### Problem requirements
Word for word, set down the records and skip each picture.

[Data excerpts]
=-=-=
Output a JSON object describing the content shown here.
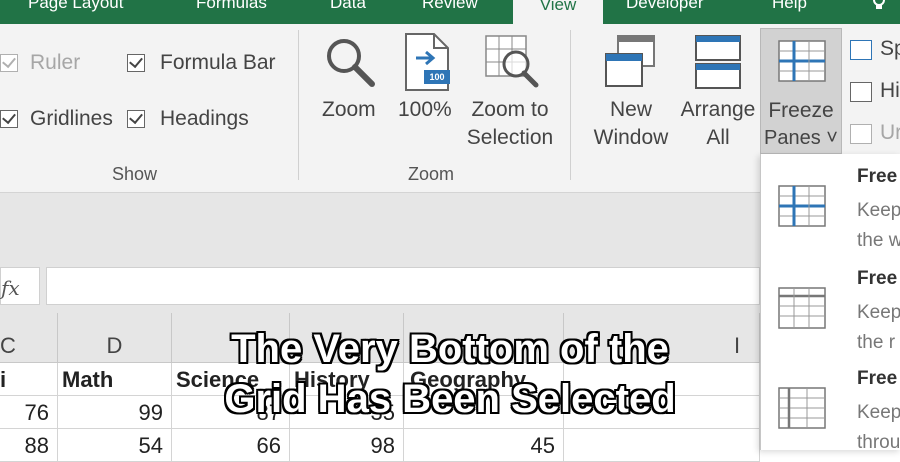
{
  "tabs": [
    "Page Layout",
    "Formulas",
    "Data",
    "Review",
    "View",
    "Developer",
    "Help"
  ],
  "show_group": {
    "label": "Show",
    "ruler": "Ruler",
    "formula_bar": "Formula Bar",
    "gridlines": "Gridlines",
    "headings": "Headings"
  },
  "zoom_group": {
    "label": "Zoom",
    "zoom": "Zoom",
    "hundred": "100%",
    "hundred_badge": "100",
    "zoom_to": "Zoom to",
    "selection": "Selection"
  },
  "window_group": {
    "new": "New",
    "window": "Window",
    "arrange": "Arrange",
    "all": "All",
    "freeze": "Freeze",
    "panes": "Panes ˅",
    "split": "Sp",
    "hide": "Hi",
    "unhide": "Ur"
  },
  "formula_bar": {
    "fx": "fx",
    "value": ""
  },
  "grid": {
    "columns": [
      "C",
      "D",
      "",
      "",
      "",
      "I"
    ],
    "header_row": [
      "i",
      "Math",
      "Science",
      "History",
      "Geography",
      ""
    ],
    "rows": [
      [
        "76",
        "99",
        "87",
        "35",
        "",
        ""
      ],
      [
        "88",
        "54",
        "66",
        "98",
        "45",
        ""
      ]
    ]
  },
  "freeze_menu": [
    {
      "title": "Free",
      "desc1": "Keep",
      "desc2": "the w"
    },
    {
      "title": "Free",
      "desc1": "Keep",
      "desc2": "the r"
    },
    {
      "title": "Free",
      "desc1": "Keep",
      "desc2": "throu"
    }
  ],
  "caption": {
    "line1": "The Very Bottom of the",
    "line2": "Grid Has Been Selected"
  },
  "colors": {
    "excel_green": "#217346",
    "ribbon_bg": "#f3f3f3",
    "accent_blue": "#2e75b6"
  }
}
=-=-=
### Result below
Output a JSON object describing the content shown here.
{
  "tabs": [
    "Page Layout",
    "Formulas",
    "Data",
    "Review",
    "View",
    "Developer",
    "Help"
  ],
  "show_group": {
    "label": "Show",
    "ruler": "Ruler",
    "formula_bar": "Formula Bar",
    "gridlines": "Gridlines",
    "headings": "Headings"
  },
  "zoom_group": {
    "label": "Zoom",
    "zoom": "Zoom",
    "hundred": "100%",
    "hundred_badge": "100",
    "zoom_to": "Zoom to",
    "selection": "Selection"
  },
  "window_group": {
    "new": "New",
    "window": "Window",
    "arrange": "Arrange",
    "all": "All",
    "freeze": "Freeze",
    "panes": "Panes ˅",
    "split": "Sp",
    "hide": "Hi",
    "unhide": "Ur"
  },
  "formula_bar": {
    "fx": "fx",
    "value": ""
  },
  "grid": {
    "columns": [
      "C",
      "D",
      "",
      "",
      "",
      "I"
    ],
    "header_row": [
      "i",
      "Math",
      "Science",
      "History",
      "Geography",
      ""
    ],
    "rows": [
      [
        "76",
        "99",
        "87",
        "35",
        "",
        ""
      ],
      [
        "88",
        "54",
        "66",
        "98",
        "45",
        ""
      ]
    ]
  },
  "freeze_menu": [
    {
      "title": "Free",
      "desc1": "Keep",
      "desc2": "the w"
    },
    {
      "title": "Free",
      "desc1": "Keep",
      "desc2": "the r"
    },
    {
      "title": "Free",
      "desc1": "Keep",
      "desc2": "throu"
    }
  ],
  "caption": {
    "line1": "The Very Bottom of the",
    "line2": "Grid Has Been Selected"
  },
  "colors": {
    "excel_green": "#217346",
    "ribbon_bg": "#f3f3f3",
    "accent_blue": "#2e75b6"
  }
}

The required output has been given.